• **EXERCISE INSTRUCTIONS**: Go through the listing beneath this task and return every line that carries the string "grid".

• **SUPPLIED MATERIAL**:
--------------------

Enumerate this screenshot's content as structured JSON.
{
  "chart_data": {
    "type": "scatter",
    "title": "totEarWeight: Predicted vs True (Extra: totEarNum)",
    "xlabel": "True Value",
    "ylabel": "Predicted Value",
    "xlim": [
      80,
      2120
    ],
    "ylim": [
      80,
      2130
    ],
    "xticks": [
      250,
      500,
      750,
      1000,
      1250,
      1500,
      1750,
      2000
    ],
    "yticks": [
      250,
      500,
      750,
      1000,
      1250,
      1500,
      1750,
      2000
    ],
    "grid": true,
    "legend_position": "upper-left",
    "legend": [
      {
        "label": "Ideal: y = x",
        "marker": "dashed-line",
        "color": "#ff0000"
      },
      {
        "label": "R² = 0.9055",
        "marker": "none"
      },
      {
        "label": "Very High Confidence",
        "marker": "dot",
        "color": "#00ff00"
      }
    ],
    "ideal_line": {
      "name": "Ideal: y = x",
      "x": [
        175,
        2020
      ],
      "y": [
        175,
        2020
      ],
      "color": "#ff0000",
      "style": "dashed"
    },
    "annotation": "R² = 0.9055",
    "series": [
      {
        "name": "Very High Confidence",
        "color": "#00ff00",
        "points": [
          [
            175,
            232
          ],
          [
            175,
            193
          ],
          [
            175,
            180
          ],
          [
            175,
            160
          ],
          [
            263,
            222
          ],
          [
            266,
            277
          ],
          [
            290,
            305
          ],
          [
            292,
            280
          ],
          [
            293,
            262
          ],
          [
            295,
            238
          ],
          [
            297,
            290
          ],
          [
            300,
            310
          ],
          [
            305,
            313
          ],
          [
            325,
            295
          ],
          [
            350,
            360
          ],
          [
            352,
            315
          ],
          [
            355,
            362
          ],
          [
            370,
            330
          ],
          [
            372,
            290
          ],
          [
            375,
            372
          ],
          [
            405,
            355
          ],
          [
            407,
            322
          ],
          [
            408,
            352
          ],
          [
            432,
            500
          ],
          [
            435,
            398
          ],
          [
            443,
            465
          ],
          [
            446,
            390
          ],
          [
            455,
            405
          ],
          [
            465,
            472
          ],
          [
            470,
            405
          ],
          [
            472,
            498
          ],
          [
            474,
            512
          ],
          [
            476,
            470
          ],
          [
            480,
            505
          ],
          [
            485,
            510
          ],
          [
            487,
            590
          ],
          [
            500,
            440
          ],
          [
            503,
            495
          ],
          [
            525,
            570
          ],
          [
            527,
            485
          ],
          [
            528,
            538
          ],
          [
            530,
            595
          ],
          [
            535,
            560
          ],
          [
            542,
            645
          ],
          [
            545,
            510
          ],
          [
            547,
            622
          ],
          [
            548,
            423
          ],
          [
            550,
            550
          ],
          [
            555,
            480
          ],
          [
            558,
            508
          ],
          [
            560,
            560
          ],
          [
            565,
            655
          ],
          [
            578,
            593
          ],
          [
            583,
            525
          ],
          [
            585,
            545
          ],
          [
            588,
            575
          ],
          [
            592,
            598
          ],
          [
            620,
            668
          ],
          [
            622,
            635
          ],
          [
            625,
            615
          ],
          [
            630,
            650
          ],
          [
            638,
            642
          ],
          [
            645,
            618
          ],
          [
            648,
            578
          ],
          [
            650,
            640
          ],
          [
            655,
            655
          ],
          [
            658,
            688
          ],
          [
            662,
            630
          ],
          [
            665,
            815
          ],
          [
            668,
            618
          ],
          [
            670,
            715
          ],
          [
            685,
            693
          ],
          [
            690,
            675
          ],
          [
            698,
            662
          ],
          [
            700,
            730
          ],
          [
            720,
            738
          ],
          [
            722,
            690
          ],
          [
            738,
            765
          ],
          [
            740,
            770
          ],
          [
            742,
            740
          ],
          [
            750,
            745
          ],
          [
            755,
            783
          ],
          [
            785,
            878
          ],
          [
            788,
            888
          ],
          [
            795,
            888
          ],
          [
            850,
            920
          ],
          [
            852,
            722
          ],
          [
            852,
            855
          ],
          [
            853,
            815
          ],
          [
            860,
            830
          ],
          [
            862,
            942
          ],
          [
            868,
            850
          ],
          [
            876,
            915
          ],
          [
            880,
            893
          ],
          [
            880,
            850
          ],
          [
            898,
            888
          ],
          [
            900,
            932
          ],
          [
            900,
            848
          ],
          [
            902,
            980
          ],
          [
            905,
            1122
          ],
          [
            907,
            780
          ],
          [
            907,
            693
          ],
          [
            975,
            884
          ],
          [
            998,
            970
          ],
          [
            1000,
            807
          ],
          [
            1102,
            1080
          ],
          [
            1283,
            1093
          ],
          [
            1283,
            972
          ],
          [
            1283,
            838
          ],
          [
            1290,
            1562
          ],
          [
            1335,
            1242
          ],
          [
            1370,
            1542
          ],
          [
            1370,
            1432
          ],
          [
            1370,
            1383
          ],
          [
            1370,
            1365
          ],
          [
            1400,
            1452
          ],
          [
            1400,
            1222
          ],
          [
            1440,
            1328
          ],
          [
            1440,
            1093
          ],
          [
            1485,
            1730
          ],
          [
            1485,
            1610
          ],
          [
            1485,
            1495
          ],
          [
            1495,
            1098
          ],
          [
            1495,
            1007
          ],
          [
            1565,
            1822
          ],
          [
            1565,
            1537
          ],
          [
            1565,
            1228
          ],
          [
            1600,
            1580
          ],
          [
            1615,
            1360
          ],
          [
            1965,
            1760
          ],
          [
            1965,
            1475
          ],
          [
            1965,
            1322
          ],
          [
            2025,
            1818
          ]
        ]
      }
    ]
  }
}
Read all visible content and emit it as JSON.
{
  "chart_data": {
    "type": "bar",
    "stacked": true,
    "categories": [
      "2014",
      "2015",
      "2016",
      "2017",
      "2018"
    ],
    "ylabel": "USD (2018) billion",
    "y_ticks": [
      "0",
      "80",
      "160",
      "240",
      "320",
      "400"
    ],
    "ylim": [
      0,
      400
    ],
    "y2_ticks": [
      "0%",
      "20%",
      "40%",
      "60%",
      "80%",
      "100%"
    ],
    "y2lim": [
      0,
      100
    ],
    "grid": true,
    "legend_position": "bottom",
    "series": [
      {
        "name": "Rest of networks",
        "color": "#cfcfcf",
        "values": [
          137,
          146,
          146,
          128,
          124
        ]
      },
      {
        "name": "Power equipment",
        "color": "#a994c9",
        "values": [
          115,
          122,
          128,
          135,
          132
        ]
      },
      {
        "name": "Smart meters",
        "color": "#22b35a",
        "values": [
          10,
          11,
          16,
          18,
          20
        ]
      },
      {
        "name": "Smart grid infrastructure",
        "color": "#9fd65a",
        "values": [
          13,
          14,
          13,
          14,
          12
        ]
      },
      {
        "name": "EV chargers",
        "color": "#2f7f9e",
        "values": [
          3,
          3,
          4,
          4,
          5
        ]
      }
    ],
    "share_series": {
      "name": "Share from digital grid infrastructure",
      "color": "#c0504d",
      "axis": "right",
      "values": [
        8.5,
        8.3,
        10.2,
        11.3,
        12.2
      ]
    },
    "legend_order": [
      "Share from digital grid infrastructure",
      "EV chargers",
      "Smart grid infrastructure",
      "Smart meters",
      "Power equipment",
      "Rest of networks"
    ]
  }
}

--------------------

• **RESPONSE TO THE EXERCISE**:
    "grid": true,
    "grid": true,
        "name": "Smart grid infrastructure",
      "name": "Share from digital grid infrastructure",
      "Share from digital grid infrastructure",
      "Smart grid infrastructure",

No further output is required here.